--- begin PROVIDED RECORDS ---
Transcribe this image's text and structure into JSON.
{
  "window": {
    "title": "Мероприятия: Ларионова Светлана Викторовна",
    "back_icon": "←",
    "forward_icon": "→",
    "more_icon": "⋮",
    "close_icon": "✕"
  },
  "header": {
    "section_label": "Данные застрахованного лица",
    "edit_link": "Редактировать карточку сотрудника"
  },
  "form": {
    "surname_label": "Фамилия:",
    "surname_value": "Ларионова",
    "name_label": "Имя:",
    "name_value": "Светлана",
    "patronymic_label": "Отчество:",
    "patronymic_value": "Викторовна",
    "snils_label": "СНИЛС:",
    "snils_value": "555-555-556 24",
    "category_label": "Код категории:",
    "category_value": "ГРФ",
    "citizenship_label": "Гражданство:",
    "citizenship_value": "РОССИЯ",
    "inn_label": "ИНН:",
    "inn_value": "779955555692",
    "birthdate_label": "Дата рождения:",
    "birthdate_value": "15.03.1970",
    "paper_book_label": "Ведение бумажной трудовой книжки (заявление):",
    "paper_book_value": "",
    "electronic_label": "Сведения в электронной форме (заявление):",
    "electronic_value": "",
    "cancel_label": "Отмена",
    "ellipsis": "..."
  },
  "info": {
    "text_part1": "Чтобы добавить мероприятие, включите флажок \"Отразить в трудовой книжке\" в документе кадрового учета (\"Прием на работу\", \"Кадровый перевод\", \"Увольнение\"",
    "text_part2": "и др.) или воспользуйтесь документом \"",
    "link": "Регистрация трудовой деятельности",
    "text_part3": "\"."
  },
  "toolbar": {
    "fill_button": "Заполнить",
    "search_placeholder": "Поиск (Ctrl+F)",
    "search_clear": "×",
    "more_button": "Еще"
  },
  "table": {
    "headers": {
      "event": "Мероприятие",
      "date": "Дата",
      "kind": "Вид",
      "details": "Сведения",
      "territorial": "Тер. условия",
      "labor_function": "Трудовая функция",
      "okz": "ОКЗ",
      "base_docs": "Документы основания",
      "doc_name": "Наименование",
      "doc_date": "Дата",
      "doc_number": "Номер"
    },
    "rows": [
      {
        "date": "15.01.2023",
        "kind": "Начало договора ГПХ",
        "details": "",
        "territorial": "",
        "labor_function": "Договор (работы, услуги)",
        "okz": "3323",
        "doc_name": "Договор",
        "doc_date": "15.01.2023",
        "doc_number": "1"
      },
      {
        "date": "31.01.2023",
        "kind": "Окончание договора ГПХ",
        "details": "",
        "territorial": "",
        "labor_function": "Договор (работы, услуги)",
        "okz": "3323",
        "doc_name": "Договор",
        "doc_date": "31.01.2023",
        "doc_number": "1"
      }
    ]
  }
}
--- end PROVIDED RECORDS ---
• STATED EXERCISE:
Copy out all lines from the material above that contain the string "Дата".

• WRITTEN RESPONSE:
    "birthdate_label": "Дата рождения:",
      "date": "Дата",
      "doc_date": "Дата",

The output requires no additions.